> **Exercise task**: Scan the listing below and copy every line holding "inflación".

-- Begin Supplied data --

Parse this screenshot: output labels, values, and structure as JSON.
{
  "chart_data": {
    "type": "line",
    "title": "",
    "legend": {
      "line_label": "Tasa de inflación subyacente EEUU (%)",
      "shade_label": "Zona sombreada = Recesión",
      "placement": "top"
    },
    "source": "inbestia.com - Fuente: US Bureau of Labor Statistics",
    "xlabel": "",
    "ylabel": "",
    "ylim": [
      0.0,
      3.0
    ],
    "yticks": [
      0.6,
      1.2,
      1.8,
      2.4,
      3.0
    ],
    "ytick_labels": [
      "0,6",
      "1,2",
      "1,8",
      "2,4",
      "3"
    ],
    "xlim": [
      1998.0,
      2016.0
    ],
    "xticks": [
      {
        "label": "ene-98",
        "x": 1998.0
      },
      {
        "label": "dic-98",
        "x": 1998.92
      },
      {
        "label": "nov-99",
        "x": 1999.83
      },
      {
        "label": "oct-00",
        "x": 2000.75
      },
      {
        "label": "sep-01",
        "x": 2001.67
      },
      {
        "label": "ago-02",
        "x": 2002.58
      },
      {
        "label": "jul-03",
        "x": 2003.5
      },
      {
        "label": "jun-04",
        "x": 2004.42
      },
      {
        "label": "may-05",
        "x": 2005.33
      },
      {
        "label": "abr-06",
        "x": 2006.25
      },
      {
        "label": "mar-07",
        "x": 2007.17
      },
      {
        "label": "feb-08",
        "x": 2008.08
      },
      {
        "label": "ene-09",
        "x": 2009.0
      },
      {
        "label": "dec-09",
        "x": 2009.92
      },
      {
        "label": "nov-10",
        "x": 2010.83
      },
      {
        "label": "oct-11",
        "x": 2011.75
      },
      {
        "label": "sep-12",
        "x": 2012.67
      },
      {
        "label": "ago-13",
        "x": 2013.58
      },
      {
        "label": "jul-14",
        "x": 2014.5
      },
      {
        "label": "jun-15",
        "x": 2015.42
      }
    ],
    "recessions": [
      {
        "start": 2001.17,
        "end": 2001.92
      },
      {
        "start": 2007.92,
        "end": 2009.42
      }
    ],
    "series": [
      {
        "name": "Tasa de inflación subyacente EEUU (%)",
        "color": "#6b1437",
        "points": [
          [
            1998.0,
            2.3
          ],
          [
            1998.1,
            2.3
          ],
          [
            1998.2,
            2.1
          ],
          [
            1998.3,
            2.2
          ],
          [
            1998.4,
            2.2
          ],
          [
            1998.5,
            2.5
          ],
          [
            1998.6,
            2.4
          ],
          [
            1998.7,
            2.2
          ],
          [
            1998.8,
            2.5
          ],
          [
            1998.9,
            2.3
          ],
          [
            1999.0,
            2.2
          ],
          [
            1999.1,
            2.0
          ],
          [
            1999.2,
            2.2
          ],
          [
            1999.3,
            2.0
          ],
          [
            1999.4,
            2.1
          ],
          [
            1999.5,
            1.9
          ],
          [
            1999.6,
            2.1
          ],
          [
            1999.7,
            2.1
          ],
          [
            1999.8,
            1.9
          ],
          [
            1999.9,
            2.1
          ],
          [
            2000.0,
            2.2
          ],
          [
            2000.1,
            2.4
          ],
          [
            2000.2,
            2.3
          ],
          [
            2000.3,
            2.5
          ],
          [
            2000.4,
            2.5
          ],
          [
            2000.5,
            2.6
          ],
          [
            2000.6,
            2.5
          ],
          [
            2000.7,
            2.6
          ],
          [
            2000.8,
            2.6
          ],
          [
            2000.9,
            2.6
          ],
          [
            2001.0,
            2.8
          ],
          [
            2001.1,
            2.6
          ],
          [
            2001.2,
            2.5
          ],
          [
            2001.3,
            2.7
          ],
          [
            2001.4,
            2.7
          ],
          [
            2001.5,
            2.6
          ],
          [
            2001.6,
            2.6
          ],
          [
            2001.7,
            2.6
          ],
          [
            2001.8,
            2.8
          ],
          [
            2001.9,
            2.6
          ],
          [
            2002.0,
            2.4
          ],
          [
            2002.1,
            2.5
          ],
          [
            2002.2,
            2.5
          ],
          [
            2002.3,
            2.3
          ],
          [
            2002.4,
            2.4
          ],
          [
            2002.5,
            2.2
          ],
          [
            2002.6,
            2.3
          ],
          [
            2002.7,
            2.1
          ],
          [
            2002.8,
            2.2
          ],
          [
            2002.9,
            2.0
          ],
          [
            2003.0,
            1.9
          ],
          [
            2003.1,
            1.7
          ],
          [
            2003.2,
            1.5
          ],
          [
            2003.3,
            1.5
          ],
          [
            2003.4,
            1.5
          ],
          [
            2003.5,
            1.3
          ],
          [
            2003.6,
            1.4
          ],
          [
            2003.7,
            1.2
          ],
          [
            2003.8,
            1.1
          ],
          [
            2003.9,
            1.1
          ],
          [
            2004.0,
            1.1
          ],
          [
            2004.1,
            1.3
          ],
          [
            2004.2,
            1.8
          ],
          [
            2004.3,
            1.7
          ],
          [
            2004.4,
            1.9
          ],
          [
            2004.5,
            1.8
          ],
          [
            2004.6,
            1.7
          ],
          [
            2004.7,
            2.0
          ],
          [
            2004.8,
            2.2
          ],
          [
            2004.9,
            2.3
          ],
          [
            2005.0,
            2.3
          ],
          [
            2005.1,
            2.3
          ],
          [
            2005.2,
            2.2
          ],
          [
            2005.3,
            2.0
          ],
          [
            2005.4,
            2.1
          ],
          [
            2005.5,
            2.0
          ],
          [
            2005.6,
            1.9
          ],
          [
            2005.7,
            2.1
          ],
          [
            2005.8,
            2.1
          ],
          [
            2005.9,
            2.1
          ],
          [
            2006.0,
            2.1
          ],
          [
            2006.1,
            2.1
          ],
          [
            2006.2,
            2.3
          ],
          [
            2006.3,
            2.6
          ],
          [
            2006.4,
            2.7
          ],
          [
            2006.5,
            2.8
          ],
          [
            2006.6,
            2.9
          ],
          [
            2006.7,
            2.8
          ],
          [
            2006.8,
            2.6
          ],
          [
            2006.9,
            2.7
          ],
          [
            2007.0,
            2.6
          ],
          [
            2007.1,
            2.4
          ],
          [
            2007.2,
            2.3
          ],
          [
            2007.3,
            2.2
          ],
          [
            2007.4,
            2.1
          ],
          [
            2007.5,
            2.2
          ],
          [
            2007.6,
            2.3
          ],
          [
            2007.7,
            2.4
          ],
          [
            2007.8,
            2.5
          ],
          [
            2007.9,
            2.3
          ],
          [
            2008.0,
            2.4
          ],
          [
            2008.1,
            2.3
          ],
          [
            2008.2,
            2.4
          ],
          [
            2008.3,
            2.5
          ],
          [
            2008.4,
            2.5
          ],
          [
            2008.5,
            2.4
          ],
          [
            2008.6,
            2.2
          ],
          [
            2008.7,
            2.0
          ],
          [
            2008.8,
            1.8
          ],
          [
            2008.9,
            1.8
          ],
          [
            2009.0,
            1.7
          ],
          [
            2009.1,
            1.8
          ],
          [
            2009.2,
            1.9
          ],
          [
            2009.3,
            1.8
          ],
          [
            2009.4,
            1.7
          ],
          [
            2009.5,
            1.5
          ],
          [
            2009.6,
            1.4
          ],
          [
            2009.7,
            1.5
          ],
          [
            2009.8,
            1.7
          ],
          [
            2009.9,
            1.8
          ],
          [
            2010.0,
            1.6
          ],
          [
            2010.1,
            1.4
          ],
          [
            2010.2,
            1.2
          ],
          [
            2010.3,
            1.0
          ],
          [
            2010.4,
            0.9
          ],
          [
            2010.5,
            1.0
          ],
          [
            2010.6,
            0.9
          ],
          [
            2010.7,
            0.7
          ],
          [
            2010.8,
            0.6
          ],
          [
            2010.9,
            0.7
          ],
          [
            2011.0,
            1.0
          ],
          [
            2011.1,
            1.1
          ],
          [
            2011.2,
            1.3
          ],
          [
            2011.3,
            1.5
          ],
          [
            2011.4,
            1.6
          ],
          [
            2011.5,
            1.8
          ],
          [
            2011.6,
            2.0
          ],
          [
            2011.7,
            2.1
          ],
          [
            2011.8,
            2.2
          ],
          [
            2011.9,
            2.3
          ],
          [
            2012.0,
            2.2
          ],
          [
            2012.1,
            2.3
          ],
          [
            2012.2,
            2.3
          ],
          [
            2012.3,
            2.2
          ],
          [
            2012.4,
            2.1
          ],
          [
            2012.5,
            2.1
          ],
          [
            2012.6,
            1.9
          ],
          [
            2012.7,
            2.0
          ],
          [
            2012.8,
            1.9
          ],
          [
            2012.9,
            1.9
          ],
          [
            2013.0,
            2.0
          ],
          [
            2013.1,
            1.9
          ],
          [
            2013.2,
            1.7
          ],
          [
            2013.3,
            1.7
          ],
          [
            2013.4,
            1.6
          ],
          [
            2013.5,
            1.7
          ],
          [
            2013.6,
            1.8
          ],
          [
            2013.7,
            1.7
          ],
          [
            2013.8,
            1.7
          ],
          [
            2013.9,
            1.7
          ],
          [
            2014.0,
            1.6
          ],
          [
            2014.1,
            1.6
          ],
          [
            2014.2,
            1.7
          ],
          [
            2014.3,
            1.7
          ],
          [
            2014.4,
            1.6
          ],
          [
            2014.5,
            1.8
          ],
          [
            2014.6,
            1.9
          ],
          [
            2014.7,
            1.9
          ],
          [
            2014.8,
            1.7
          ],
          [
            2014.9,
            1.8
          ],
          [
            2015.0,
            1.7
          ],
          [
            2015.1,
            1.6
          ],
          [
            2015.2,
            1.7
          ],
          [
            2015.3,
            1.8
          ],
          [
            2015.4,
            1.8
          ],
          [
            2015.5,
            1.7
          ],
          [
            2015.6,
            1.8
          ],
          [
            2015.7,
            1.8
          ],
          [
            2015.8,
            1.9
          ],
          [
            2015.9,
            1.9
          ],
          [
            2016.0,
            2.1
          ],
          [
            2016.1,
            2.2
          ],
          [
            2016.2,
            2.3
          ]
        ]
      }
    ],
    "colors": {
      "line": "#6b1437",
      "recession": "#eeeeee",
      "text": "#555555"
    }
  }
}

-- End Supplied data --

> **Written response**:
      "line_label": "Tasa de inflación subyacente EEUU (%)",
        "name": "Tasa de inflación subyacente EEUU (%)",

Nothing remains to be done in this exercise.